(Items from a figure collection)
┄┄┄┄┄┄┄┄┄┄┄┄┄┄┄┄┄┄┄┄
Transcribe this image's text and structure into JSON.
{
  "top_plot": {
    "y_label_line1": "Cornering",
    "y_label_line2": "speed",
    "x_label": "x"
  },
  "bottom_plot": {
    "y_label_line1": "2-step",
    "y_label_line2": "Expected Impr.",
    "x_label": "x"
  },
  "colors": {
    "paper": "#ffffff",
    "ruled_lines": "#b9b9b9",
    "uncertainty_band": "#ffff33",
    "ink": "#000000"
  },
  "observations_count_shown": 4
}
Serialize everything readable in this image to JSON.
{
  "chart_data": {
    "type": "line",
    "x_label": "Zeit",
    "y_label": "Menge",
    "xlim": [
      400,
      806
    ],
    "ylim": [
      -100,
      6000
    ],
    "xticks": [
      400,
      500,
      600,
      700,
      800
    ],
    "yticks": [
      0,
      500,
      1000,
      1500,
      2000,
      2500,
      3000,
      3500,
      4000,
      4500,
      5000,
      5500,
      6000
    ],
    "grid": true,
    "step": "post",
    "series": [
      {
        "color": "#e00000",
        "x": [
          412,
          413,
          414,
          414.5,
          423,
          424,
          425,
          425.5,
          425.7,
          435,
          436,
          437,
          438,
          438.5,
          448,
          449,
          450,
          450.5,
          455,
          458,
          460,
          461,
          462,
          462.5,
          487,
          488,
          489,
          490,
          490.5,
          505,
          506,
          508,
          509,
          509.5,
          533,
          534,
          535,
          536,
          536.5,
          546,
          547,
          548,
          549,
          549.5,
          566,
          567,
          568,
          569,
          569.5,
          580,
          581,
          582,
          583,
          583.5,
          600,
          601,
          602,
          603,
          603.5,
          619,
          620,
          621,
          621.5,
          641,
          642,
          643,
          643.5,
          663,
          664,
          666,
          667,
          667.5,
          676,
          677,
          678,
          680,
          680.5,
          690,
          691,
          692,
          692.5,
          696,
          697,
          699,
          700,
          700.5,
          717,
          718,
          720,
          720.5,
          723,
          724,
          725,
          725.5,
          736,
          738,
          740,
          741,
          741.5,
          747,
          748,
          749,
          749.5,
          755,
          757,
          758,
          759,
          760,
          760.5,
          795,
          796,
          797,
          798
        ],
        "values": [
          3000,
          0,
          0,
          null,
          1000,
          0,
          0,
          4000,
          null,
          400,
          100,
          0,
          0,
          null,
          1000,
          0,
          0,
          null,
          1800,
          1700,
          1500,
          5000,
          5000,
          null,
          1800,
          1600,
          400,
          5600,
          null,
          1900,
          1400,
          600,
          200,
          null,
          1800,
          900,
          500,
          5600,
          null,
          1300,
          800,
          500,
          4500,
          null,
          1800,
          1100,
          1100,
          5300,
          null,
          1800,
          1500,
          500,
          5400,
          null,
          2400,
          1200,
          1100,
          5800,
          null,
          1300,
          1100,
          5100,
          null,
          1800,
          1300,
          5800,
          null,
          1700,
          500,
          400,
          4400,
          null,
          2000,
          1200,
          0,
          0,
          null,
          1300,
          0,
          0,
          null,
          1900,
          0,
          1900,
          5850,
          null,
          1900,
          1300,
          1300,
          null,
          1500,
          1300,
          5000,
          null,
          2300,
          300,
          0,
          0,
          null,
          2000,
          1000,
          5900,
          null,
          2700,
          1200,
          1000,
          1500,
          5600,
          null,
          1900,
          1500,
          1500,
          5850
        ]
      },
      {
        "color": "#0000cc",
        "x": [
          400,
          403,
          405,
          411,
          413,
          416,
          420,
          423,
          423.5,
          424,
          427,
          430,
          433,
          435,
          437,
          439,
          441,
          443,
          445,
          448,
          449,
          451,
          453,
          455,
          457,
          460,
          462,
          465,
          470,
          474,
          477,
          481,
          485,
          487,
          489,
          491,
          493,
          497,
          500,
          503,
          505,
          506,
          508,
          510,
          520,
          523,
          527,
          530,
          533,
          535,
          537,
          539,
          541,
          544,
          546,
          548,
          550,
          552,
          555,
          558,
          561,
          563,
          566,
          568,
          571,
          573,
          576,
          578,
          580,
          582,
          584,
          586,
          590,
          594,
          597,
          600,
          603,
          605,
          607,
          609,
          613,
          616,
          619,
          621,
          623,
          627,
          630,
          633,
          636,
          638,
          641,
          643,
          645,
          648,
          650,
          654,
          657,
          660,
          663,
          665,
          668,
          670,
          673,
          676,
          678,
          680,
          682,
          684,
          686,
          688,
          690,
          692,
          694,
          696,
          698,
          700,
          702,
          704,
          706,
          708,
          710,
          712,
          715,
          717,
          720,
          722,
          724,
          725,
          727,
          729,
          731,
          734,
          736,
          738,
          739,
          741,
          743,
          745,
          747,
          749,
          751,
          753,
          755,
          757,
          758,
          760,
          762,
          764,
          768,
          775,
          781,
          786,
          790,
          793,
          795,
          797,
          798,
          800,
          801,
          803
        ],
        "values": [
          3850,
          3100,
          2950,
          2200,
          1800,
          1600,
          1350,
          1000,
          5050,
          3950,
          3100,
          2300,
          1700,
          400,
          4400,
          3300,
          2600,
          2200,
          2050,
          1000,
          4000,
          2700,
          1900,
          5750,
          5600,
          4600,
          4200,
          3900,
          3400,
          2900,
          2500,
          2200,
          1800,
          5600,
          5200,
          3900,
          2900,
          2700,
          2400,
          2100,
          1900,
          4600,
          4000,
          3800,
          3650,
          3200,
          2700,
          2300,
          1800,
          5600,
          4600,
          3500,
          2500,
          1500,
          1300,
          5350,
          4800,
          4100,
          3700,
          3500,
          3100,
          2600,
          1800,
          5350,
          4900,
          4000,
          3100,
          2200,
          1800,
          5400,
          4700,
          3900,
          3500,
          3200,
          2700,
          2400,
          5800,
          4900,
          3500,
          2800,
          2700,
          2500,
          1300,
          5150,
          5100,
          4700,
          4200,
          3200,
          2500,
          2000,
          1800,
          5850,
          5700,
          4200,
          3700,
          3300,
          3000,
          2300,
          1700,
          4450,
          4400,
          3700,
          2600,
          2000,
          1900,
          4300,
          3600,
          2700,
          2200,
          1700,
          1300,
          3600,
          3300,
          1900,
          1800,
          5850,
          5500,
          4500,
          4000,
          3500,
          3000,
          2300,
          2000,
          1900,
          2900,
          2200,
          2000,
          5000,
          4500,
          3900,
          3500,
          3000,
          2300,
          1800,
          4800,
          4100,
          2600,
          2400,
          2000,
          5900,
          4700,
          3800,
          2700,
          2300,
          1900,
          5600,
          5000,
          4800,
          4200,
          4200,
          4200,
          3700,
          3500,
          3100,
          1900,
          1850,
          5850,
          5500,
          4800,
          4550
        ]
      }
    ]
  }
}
┄┄┄┄┄┄┄┄┄┄┄┄┄┄┄┄┄┄┄┄
:: Objective ::
Print the material verbatim, all of it.

:: Reply to the task ::
Transcribe this image's text and structure into JSON.
{
  "top_plot": {
    "y_label_line1": "Cornering",
    "y_label_line2": "speed",
    "x_label": "x"
  },
  "bottom_plot": {
    "y_label_line1": "2-step",
    "y_label_line2": "Expected Impr.",
    "x_label": "x"
  },
  "colors": {
    "paper": "#ffffff",
    "ruled_lines": "#b9b9b9",
    "uncertainty_band": "#ffff33",
    "ink": "#000000"
  },
  "observations_count_shown": 4
}
Serialize everything readable in this image to JSON.
{
  "chart_data": {
    "type": "line",
    "x_label": "Zeit",
    "y_label": "Menge",
    "xlim": [
      400,
      806
    ],
    "ylim": [
      -100,
      6000
    ],
    "xticks": [
      400,
      500,
      600,
      700,
      800
    ],
    "yticks": [
      0,
      500,
      1000,
      1500,
      2000,
      2500,
      3000,
      3500,
      4000,
      4500,
      5000,
      5500,
      6000
    ],
    "grid": true,
    "step": "post",
    "series": [
      {
        "color": "#e00000",
        "x": [
          412,
          413,
          414,
          414.5,
          423,
          424,
          425,
          425.5,
          425.7,
          435,
          436,
          437,
          438,
          438.5,
          448,
          449,
          450,
          450.5,
          455,
          458,
          460,
          461,
          462,
          462.5,
          487,
          488,
          489,
          490,
          490.5,
          505,
          506,
          508,
          509,
          509.5,
          533,
          534,
          535,
          536,
          536.5,
          546,
          547,
          548,
          549,
          549.5,
          566,
          567,
          568,
          569,
          569.5,
          580,
          581,
          582,
          583,
          583.5,
          600,
          601,
          602,
          603,
          603.5,
          619,
          620,
          621,
          621.5,
          641,
          642,
          643,
          643.5,
          663,
          664,
          666,
          667,
          667.5,
          676,
          677,
          678,
          680,
          680.5,
          690,
          691,
          692,
          692.5,
          696,
          697,
          699,
          700,
          700.5,
          717,
          718,
          720,
          720.5,
          723,
          724,
          725,
          725.5,
          736,
          738,
          740,
          741,
          741.5,
          747,
          748,
          749,
          749.5,
          755,
          757,
          758,
          759,
          760,
          760.5,
          795,
          796,
          797,
          798
        ],
        "values": [
          3000,
          0,
          0,
          null,
          1000,
          0,
          0,
          4000,
          null,
          400,
          100,
          0,
          0,
          null,
          1000,
          0,
          0,
          null,
          1800,
          1700,
          1500,
          5000,
          5000,
          null,
          1800,
          1600,
          400,
          5600,
          null,
          1900,
          1400,
          600,
          200,
          null,
          1800,
          900,
          500,
          5600,
          null,
          1300,
          800,
          500,
          4500,
          null,
          1800,
          1100,
          1100,
          5300,
          null,
          1800,
          1500,
          500,
          5400,
          null,
          2400,
          1200,
          1100,
          5800,
          null,
          1300,
          1100,
          5100,
          null,
          1800,
          1300,
          5800,
          null,
          1700,
          500,
          400,
          4400,
          null,
          2000,
          1200,
          0,
          0,
          null,
          1300,
          0,
          0,
          null,
          1900,
          0,
          1900,
          5850,
          null,
          1900,
          1300,
          1300,
          null,
          1500,
          1300,
          5000,
          null,
          2300,
          300,
          0,
          0,
          null,
          2000,
          1000,
          5900,
          null,
          2700,
          1200,
          1000,
          1500,
          5600,
          null,
          1900,
          1500,
          1500,
          5850
        ]
      },
      {
        "color": "#0000cc",
        "x": [
          400,
          403,
          405,
          411,
          413,
          416,
          420,
          423,
          423.5,
          424,
          427,
          430,
          433,
          435,
          437,
          439,
          441,
          443,
          445,
          448,
          449,
          451,
          453,
          455,
          457,
          460,
          462,
          465,
          470,
          474,
          477,
          481,
          485,
          487,
          489,
          491,
          493,
          497,
          500,
          503,
          505,
          506,
          508,
          510,
          520,
          523,
          527,
          530,
          533,
          535,
          537,
          539,
          541,
          544,
          546,
          548,
          550,
          552,
          555,
          558,
          561,
          563,
          566,
          568,
          571,
          573,
          576,
          578,
          580,
          582,
          584,
          586,
          590,
          594,
          597,
          600,
          603,
          605,
          607,
          609,
          613,
          616,
          619,
          621,
          623,
          627,
          630,
          633,
          636,
          638,
          641,
          643,
          645,
          648,
          650,
          654,
          657,
          660,
          663,
          665,
          668,
          670,
          673,
          676,
          678,
          680,
          682,
          684,
          686,
          688,
          690,
          692,
          694,
          696,
          698,
          700,
          702,
          704,
          706,
          708,
          710,
          712,
          715,
          717,
          720,
          722,
          724,
          725,
          727,
          729,
          731,
          734,
          736,
          738,
          739,
          741,
          743,
          745,
          747,
          749,
          751,
          753,
          755,
          757,
          758,
          760,
          762,
          764,
          768,
          775,
          781,
          786,
          790,
          793,
          795,
          797,
          798,
          800,
          801,
          803
        ],
        "values": [
          3850,
          3100,
          2950,
          2200,
          1800,
          1600,
          1350,
          1000,
          5050,
          3950,
          3100,
          2300,
          1700,
          400,
          4400,
          3300,
          2600,
          2200,
          2050,
          1000,
          4000,
          2700,
          1900,
          5750,
          5600,
          4600,
          4200,
          3900,
          3400,
          2900,
          2500,
          2200,
          1800,
          5600,
          5200,
          3900,
          2900,
          2700,
          2400,
          2100,
          1900,
          4600,
          4000,
          3800,
          3650,
          3200,
          2700,
          2300,
          1800,
          5600,
          4600,
          3500,
          2500,
          1500,
          1300,
          5350,
          4800,
          4100,
          3700,
          3500,
          3100,
          2600,
          1800,
          5350,
          4900,
          4000,
          3100,
          2200,
          1800,
          5400,
          4700,
          3900,
          3500,
          3200,
          2700,
          2400,
          5800,
          4900,
          3500,
          2800,
          2700,
          2500,
          1300,
          5150,
          5100,
          4700,
          4200,
          3200,
          2500,
          2000,
          1800,
          5850,
          5700,
          4200,
          3700,
          3300,
          3000,
          2300,
          1700,
          4450,
          4400,
          3700,
          2600,
          2000,
          1900,
          4300,
          3600,
          2700,
          2200,
          1700,
          1300,
          3600,
          3300,
          1900,
          1800,
          5850,
          5500,
          4500,
          4000,
          3500,
          3000,
          2300,
          2000,
          1900,
          2900,
          2200,
          2000,
          5000,
          4500,
          3900,
          3500,
          3000,
          2300,
          1800,
          4800,
          4100,
          2600,
          2400,
          2000,
          5900,
          4700,
          3800,
          2700,
          2300,
          1900,
          5600,
          5000,
          4800,
          4200,
          4200,
          4200,
          3700,
          3500,
          3100,
          1900,
          1850,
          5850,
          5500,
          4800,
          4550
        ]
      }
    ]
  }
}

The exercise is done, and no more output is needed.